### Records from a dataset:
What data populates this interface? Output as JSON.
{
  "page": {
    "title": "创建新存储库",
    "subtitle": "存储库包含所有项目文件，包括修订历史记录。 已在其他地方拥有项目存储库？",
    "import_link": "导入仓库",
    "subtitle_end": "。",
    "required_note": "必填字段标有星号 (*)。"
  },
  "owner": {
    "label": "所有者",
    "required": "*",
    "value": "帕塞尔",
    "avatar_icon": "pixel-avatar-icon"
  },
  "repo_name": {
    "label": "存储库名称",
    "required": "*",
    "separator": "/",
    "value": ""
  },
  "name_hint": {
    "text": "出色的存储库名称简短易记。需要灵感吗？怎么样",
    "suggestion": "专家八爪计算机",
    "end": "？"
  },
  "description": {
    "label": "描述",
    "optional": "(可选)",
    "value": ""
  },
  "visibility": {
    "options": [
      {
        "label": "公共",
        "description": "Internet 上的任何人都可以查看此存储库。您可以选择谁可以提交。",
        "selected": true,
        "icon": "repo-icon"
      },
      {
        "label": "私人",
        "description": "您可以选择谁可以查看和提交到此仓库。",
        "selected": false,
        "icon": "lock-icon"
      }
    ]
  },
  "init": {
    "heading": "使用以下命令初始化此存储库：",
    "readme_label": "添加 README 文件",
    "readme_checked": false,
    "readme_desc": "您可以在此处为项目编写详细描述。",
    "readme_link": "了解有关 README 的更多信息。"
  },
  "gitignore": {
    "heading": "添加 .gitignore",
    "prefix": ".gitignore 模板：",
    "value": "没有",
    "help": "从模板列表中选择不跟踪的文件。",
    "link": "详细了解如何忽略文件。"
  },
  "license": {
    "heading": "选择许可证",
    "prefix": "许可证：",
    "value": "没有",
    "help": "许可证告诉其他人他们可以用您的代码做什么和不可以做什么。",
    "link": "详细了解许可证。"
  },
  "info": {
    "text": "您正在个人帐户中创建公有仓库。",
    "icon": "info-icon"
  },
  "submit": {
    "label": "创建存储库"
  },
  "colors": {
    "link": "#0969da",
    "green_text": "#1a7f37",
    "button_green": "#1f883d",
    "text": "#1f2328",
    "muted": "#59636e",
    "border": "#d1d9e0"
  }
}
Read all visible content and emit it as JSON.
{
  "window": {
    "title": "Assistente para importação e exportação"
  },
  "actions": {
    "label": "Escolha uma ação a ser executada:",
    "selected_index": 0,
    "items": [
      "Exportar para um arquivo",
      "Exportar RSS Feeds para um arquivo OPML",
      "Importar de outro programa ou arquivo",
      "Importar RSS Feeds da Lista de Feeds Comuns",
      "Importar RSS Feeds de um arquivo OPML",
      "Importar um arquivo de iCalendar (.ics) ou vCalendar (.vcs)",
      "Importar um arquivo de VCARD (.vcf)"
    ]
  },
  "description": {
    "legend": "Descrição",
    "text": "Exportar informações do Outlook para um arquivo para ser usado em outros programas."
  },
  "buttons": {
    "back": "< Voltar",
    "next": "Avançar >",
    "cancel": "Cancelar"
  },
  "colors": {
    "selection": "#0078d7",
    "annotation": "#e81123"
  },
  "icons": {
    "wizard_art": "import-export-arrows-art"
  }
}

### EXERCISE BRIEF:
In the records above, return only the line that contains "Read all visible content and emit it as JSON." and every line after it through the last, exactly as they appear.

### FULL OUTPUT:
Read all visible content and emit it as JSON.
{
  "window": {
    "title": "Assistente para importação e exportação"
  },
  "actions": {
    "label": "Escolha uma ação a ser executada:",
    "selected_index": 0,
    "items": [
      "Exportar para um arquivo",
      "Exportar RSS Feeds para um arquivo OPML",
      "Importar de outro programa ou arquivo",
      "Importar RSS Feeds da Lista de Feeds Comuns",
      "Importar RSS Feeds de um arquivo OPML",
      "Importar um arquivo de iCalendar (.ics) ou vCalendar (.vcs)",
      "Importar um arquivo de VCARD (.vcf)"
    ]
  },
  "description": {
    "legend": "Descrição",
    "text": "Exportar informações do Outlook para um arquivo para ser usado em outros programas."
  },
  "buttons": {
    "back": "< Voltar",
    "next": "Avançar >",
    "cancel": "Cancelar"
  },
  "colors": {
    "selection": "#0078d7",
    "annotation": "#e81123"
  },
  "icons": {
    "wizard_art": "import-export-arrows-art"
  }
}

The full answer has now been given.